(Saved data entries)
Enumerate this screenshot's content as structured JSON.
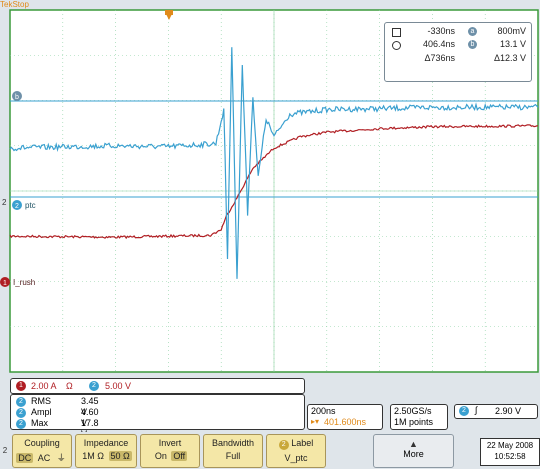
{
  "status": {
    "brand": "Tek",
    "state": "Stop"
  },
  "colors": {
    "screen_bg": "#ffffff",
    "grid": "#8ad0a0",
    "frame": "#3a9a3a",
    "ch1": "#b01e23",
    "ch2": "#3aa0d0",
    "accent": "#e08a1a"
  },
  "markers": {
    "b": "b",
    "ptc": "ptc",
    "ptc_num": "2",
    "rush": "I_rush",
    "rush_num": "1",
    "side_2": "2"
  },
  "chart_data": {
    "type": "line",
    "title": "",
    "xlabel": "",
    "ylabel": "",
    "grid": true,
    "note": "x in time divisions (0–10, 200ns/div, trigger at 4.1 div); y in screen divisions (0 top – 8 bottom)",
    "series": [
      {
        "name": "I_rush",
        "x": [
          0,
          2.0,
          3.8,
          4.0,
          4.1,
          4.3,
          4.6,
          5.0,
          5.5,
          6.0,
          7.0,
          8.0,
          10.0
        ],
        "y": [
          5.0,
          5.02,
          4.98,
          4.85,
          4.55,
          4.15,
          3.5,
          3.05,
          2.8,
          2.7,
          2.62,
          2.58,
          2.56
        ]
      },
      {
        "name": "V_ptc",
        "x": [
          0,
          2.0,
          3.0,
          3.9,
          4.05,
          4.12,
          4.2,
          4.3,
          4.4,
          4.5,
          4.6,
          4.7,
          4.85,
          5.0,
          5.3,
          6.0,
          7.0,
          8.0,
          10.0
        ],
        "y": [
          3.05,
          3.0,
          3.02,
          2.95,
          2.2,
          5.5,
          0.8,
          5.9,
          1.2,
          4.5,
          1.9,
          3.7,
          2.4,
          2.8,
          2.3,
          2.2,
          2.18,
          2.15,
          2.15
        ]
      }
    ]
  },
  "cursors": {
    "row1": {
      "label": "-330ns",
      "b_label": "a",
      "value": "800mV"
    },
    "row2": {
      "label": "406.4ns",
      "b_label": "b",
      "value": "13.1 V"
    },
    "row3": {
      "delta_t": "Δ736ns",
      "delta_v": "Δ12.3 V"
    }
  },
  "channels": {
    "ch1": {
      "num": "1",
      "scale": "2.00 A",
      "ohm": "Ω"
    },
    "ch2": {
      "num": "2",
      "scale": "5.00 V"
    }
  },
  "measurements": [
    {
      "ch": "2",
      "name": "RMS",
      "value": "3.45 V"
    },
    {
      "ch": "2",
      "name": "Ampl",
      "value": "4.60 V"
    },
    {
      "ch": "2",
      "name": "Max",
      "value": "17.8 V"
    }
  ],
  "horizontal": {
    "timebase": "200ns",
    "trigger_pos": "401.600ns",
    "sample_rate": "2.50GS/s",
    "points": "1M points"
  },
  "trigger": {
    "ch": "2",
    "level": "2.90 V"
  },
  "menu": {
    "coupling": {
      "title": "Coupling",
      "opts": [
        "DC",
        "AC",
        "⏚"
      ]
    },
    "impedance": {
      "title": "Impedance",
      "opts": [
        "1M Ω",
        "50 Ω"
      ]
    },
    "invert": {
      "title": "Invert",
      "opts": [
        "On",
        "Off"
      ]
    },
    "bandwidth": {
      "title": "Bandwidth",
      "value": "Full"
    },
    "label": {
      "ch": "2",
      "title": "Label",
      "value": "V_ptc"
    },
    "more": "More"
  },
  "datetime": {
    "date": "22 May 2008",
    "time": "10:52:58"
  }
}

Task statement
Show every line where the string "value" appears.

Correct result
      "value": "800mV"
      "value": "13.1 V"
      "value": "3.45 V"
      "value": "4.60 V"
      "value": "17.8 V"
      "value": "Full"
      "value": "V_ptc"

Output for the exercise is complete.